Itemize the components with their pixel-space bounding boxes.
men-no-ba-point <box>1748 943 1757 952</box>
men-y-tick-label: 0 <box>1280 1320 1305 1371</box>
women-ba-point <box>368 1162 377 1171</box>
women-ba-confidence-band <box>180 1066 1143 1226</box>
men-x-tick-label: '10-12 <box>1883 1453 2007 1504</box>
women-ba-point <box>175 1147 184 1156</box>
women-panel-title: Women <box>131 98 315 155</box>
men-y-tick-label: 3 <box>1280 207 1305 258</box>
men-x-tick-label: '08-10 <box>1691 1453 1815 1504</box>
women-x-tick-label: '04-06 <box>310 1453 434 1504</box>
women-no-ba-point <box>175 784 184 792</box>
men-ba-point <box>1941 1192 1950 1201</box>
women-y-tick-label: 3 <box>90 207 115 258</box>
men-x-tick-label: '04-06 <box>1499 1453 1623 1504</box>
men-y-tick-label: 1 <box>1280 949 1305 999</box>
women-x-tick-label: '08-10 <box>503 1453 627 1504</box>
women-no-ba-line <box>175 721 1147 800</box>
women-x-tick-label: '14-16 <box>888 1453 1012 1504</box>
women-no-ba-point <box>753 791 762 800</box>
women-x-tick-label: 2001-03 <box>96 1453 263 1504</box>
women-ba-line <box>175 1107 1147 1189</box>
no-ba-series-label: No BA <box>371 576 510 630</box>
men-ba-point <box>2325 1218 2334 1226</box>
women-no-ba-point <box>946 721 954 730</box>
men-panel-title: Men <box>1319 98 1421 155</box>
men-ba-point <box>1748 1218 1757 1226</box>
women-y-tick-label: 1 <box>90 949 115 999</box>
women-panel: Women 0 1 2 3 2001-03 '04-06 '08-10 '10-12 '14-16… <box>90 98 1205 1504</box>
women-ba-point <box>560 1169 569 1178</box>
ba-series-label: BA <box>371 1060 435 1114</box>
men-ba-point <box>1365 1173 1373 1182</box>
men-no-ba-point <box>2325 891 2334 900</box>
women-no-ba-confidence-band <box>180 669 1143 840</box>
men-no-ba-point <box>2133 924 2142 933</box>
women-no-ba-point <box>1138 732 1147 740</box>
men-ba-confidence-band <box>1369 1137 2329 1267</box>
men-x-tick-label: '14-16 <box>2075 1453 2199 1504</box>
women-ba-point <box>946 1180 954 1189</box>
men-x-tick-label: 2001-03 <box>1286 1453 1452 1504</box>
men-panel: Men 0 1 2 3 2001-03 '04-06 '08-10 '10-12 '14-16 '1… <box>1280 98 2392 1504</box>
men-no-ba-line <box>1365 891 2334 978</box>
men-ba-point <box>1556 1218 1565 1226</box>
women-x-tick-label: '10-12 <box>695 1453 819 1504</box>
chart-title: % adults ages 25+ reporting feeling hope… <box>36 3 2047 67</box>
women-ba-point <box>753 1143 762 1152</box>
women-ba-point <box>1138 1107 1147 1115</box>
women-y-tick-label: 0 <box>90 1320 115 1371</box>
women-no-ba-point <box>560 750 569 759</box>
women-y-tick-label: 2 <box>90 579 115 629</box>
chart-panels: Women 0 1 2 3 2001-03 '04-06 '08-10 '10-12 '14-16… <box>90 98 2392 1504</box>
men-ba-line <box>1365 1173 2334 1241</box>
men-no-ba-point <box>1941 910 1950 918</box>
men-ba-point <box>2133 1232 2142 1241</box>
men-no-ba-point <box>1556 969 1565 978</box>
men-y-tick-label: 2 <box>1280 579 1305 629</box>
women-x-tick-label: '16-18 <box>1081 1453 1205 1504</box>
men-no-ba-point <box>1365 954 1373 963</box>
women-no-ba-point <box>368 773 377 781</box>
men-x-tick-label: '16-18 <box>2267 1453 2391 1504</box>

## WRITTEN TASK
Please put each line of the data above into a numbered list, leaving out any blank lines.

## RESULT OF THE TASK
1. Itemize the components with their pixel-space bounding boxes.
2. men-no-ba-point <box>1748 943 1757 952</box>
3. men-y-tick-label: 0 <box>1280 1320 1305 1371</box>
4. women-ba-point <box>368 1162 377 1171</box>
5. women-ba-confidence-band <box>180 1066 1143 1226</box>
6. men-x-tick-label: '10-12 <box>1883 1453 2007 1504</box>
7. women-ba-point <box>175 1147 184 1156</box>
8. women-panel-title: Women <box>131 98 315 155</box>
9. men-y-tick-label: 3 <box>1280 207 1305 258</box>
10. men-x-tick-label: '08-10 <box>1691 1453 1815 1504</box>
11. women-x-tick-label: '04-06 <box>310 1453 434 1504</box>
12. women-no-ba-point <box>175 784 184 792</box>
13. men-ba-point <box>1941 1192 1950 1201</box>
14. women-y-tick-label: 3 <box>90 207 115 258</box>
15. men-x-tick-label: '04-06 <box>1499 1453 1623 1504</box>
16. men-y-tick-label: 1 <box>1280 949 1305 999</box>
17. women-x-tick-label: '08-10 <box>503 1453 627 1504</box>
18. women-no-ba-line <box>175 721 1147 800</box>
19. women-x-tick-label: '14-16 <box>888 1453 1012 1504</box>
20. women-no-ba-point <box>753 791 762 800</box>
21. women-x-tick-label: 2001-03 <box>96 1453 263 1504</box>
22. women-ba-line <box>175 1107 1147 1189</box>
23. no-ba-series-label: No BA <box>371 576 510 630</box>
24. men-ba-point <box>2325 1218 2334 1226</box>
25. women-no-ba-point <box>946 721 954 730</box>
26. men-panel-title: Men <box>1319 98 1421 155</box>
27. men-ba-point <box>1748 1218 1757 1226</box>
28. women-y-tick-label: 1 <box>90 949 115 999</box>
29. women-panel: Women 0 1 2 3 2001-03 '04-06 '08-10 '10-12 '14-16… <box>90 98 1205 1504</box>
30. women-ba-point <box>560 1169 569 1178</box>
31. ba-series-label: BA <box>371 1060 435 1114</box>
32. men-ba-point <box>1365 1173 1373 1182</box>
33. men-no-ba-point <box>2325 891 2334 900</box>
34. women-no-ba-confidence-band <box>180 669 1143 840</box>
35. men-no-ba-point <box>2133 924 2142 933</box>
36. women-no-ba-point <box>1138 732 1147 740</box>
37. men-ba-confidence-band <box>1369 1137 2329 1267</box>
38. men-x-tick-label: '14-16 <box>2075 1453 2199 1504</box>
39. women-ba-point <box>946 1180 954 1189</box>
40. men-x-tick-label: 2001-03 <box>1286 1453 1452 1504</box>
41. men-panel: Men 0 1 2 3 2001-03 '04-06 '08-10 '10-12 '14-16 '1… <box>1280 98 2392 1504</box>
42. men-no-ba-line <box>1365 891 2334 978</box>
43. men-ba-point <box>1556 1218 1565 1226</box>
44. women-x-tick-label: '10-12 <box>695 1453 819 1504</box>
45. chart-title: % adults ages 25+ reporting feeling hope… <box>36 3 2047 67</box>
46. women-ba-point <box>753 1143 762 1152</box>
47. women-ba-point <box>1138 1107 1147 1115</box>
48. women-y-tick-label: 0 <box>90 1320 115 1371</box>
49. women-no-ba-point <box>560 750 569 759</box>
50. women-y-tick-label: 2 <box>90 579 115 629</box>
51. chart-panels: Women 0 1 2 3 2001-03 '04-06 '08-10 '10-12 '14-16… <box>90 98 2392 1504</box>
52. men-ba-line <box>1365 1173 2334 1241</box>
53. men-no-ba-point <box>1941 910 1950 918</box>
54. men-ba-point <box>2133 1232 2142 1241</box>
55. men-no-ba-point <box>1556 969 1565 978</box>
56. men-y-tick-label: 2 <box>1280 579 1305 629</box>
57. women-x-tick-label: '16-18 <box>1081 1453 1205 1504</box>
58. men-no-ba-point <box>1365 954 1373 963</box>
59. women-no-ba-point <box>368 773 377 781</box>
60. men-x-tick-label: '16-18 <box>2267 1453 2391 1504</box>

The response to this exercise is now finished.